== Data in this exercise ==
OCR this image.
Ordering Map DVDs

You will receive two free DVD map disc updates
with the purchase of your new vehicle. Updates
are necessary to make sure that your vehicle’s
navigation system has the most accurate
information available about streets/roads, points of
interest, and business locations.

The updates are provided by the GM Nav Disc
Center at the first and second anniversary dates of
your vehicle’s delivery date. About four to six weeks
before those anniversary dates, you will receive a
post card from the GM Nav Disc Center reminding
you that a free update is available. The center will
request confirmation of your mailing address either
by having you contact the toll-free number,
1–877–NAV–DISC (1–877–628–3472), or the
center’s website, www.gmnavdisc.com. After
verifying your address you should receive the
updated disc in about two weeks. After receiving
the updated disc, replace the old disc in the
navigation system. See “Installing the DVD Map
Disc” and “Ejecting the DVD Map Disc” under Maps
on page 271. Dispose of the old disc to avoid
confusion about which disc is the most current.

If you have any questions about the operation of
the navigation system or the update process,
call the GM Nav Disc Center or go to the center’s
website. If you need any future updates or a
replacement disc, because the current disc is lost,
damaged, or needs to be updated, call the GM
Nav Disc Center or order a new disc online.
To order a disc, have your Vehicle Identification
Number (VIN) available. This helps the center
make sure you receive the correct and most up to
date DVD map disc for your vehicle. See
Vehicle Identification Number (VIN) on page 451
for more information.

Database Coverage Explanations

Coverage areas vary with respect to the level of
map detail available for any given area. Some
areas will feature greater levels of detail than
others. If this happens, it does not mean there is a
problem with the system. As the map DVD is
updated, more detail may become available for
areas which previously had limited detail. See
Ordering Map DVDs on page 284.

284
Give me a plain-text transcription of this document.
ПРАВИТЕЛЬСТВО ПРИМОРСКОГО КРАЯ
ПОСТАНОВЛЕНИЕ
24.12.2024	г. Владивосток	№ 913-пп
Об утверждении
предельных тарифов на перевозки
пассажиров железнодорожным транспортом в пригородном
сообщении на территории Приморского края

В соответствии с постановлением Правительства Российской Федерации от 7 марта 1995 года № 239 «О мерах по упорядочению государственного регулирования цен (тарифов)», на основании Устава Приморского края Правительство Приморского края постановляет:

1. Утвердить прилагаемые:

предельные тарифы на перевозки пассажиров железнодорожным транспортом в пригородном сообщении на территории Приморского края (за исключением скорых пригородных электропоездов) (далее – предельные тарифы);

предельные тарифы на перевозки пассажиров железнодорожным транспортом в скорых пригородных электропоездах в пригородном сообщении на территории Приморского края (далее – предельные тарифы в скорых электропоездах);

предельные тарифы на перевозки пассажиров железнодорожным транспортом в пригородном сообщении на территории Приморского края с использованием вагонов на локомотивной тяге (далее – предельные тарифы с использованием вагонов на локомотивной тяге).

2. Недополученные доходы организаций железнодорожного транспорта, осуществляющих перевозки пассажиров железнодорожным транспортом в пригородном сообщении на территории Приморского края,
===
→ **Job**
Copy out all the entries shown above, character for character.

→ **Complete answer**
OCR this image.
Ordering Map DVDs

You will receive two free DVD map disc updates
with the purchase of your new vehicle. Updates
are necessary to make sure that your vehicle’s
navigation system has the most accurate
information available about streets/roads, points of
interest, and business locations.

The updates are provided by the GM Nav Disc
Center at the first and second anniversary dates of
your vehicle’s delivery date. About four to six weeks
before those anniversary dates, you will receive a
post card from the GM Nav Disc Center reminding
you that a free update is available. The center will
request confirmation of your mailing address either
by having you contact the toll-free number,
1–877–NAV–DISC (1–877–628–3472), or the
center’s website, www.gmnavdisc.com. After
verifying your address you should receive the
updated disc in about two weeks. After receiving
the updated disc, replace the old disc in the
navigation system. See “Installing the DVD Map
Disc” and “Ejecting the DVD Map Disc” under Maps
on page 271. Dispose of the old disc to avoid
confusion about which disc is the most current.

If you have any questions about the operation of
the navigation system or the update process,
call the GM Nav Disc Center or go to the center’s
website. If you need any future updates or a
replacement disc, because the current disc is lost,
damaged, or needs to be updated, call the GM
Nav Disc Center or order a new disc online.
To order a disc, have your Vehicle Identification
Number (VIN) available. This helps the center
make sure you receive the correct and most up to
date DVD map disc for your vehicle. See
Vehicle Identification Number (VIN) on page 451
for more information.

Database Coverage Explanations

Coverage areas vary with respect to the level of
map detail available for any given area. Some
areas will feature greater levels of detail than
others. If this happens, it does not mean there is a
problem with the system. As the map DVD is
updated, more detail may become available for
areas which previously had limited detail. See
Ordering Map DVDs on page 284.

284
Give me a plain-text transcription of this document.
ПРАВИТЕЛЬСТВО ПРИМОРСКОГО КРАЯ
ПОСТАНОВЛЕНИЕ
24.12.2024	г. Владивосток	№ 913-пп
Об утверждении
предельных тарифов на перевозки
пассажиров железнодорожным транспортом в пригородном
сообщении на территории Приморского края

В соответствии с постановлением Правительства Российской Федерации от 7 марта 1995 года № 239 «О мерах по упорядочению государственного регулирования цен (тарифов)», на основании Устава Приморского края Правительство Приморского края постановляет:

1. Утвердить прилагаемые:

предельные тарифы на перевозки пассажиров железнодорожным транспортом в пригородном сообщении на территории Приморского края (за исключением скорых пригородных электропоездов) (далее – предельные тарифы);

предельные тарифы на перевозки пассажиров железнодорожным транспортом в скорых пригородных электропоездах в пригородном сообщении на территории Приморского края (далее – предельные тарифы в скорых электропоездах);

предельные тарифы на перевозки пассажиров железнодорожным транспортом в пригородном сообщении на территории Приморского края с использованием вагонов на локомотивной тяге (далее – предельные тарифы с использованием вагонов на локомотивной тяге).

2. Недополученные доходы организаций железнодорожного транспорта, осуществляющих перевозки пассажиров железнодорожным транспортом в пригородном сообщении на территории Приморского края,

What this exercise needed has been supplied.